(A block of data)
-=-=-
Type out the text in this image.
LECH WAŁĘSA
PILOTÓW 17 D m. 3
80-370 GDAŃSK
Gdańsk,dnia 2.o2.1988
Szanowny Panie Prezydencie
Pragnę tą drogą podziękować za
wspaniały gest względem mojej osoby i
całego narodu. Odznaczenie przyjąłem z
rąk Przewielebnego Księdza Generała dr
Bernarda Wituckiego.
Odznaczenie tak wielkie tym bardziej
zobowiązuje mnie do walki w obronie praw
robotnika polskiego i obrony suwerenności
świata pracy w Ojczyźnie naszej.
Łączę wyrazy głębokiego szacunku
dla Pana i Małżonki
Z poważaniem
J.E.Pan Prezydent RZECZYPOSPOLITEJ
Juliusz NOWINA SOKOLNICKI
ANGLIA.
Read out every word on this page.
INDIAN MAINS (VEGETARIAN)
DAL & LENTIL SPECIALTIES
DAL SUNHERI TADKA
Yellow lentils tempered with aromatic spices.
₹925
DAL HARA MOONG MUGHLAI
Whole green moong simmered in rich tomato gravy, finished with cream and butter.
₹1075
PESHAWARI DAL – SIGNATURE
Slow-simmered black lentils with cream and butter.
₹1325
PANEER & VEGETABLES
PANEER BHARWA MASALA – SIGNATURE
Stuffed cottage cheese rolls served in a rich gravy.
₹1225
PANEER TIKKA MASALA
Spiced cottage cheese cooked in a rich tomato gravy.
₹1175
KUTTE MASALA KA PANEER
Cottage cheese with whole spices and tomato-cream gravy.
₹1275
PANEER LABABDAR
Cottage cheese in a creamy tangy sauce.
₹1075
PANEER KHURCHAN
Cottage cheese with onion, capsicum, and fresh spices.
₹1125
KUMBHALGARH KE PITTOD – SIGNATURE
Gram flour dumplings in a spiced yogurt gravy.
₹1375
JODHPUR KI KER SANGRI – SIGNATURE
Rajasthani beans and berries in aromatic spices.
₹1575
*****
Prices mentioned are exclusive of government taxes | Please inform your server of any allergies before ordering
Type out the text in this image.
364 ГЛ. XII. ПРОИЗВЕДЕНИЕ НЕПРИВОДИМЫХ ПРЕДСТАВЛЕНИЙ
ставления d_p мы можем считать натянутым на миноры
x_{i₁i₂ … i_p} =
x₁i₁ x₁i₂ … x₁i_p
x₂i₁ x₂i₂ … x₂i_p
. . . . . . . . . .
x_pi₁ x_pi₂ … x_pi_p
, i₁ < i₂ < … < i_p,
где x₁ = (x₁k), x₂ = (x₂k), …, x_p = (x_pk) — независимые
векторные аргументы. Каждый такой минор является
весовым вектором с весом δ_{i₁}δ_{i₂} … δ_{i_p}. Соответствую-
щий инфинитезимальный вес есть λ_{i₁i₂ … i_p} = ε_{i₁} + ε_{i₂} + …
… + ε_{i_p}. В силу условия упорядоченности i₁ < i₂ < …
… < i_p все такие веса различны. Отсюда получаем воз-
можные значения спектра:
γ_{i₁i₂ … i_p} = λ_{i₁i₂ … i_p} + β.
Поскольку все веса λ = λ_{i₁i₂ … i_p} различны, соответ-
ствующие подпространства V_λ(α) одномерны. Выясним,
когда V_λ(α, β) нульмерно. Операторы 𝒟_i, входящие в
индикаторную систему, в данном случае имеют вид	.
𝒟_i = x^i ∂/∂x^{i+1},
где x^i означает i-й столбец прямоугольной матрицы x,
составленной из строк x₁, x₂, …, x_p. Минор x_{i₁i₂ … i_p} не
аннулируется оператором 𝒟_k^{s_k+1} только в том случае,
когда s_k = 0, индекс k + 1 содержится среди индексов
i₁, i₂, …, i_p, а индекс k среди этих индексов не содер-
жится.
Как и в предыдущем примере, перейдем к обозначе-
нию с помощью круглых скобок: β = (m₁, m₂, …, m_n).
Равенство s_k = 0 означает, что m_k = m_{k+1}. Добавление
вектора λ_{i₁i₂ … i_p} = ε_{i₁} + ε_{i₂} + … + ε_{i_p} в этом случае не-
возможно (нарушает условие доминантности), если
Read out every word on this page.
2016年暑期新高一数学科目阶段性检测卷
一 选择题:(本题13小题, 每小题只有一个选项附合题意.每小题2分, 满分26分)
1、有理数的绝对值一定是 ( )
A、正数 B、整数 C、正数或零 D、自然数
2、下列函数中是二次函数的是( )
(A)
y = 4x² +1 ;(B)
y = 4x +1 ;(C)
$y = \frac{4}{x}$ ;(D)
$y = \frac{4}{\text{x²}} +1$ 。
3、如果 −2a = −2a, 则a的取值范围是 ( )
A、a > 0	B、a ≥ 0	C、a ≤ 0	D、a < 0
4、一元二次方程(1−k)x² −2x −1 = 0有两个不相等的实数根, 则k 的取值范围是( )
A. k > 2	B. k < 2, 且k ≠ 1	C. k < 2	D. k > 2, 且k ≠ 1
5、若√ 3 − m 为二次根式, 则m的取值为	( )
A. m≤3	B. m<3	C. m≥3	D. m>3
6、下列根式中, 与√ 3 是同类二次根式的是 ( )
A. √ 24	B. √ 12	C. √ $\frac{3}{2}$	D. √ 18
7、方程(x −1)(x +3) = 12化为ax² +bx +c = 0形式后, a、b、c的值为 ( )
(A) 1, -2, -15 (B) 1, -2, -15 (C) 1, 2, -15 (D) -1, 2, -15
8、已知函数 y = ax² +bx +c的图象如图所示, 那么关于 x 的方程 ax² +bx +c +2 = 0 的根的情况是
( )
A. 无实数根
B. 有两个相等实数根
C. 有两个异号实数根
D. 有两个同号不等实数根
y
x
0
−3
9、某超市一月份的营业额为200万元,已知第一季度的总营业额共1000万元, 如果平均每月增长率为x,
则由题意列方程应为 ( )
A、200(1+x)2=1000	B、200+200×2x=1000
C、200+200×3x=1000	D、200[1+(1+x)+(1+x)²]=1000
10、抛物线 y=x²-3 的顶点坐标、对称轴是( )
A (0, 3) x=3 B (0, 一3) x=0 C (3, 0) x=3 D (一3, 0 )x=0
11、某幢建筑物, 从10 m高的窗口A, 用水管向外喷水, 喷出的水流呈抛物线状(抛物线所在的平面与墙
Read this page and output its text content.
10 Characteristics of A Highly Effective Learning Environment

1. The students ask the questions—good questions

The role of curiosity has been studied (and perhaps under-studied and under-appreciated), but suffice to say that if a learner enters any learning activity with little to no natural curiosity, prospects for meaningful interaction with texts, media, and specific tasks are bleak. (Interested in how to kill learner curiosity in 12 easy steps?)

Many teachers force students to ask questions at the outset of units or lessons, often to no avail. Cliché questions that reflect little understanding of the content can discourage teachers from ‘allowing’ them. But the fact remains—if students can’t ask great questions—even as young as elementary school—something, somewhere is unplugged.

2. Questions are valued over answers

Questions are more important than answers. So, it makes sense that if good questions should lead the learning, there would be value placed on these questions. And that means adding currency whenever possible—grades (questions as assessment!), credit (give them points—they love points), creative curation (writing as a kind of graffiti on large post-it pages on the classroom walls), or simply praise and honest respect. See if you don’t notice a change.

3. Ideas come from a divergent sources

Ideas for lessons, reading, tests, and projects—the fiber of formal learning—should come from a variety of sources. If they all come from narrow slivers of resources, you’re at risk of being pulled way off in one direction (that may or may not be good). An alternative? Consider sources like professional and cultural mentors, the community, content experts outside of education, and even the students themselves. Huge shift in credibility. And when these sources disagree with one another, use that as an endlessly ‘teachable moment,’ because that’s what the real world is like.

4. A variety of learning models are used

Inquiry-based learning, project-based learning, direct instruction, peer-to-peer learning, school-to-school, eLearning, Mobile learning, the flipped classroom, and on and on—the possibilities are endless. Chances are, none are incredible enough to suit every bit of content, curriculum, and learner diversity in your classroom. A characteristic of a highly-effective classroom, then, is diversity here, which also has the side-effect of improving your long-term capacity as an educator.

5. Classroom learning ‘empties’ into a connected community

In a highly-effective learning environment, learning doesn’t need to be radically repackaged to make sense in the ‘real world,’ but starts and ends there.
-=-=-
Which lines of the data include "good"? Copy each of them.

* _Task response_:
1. The students ask the questions—good questions
Questions are more important than answers. So, it makes sense that if good questions should lead the learning, there would be value placed on these questions. And that means adding currency whenever possible—grades (questions as assessment!), credit (give them points—they love points), creative curation (writing as a kind of graffiti on large post-it pages on the classroom walls), or simply praise and honest respect. See if you don’t notice a change.
Ideas for lessons, reading, tests, and projects—the fiber of formal learning—should come from a variety of sources. If they all come from narrow slivers of resources, you’re at risk of being pulled way off in one direction (that may or may not be good). An alternative? Consider sources like professional and cultural mentors, the community, content experts outside of education, and even the students themselves. Huge shift in credibility. And when these sources disagree with one another, use that as an endlessly ‘teachable moment,’ because that’s what the real world is like.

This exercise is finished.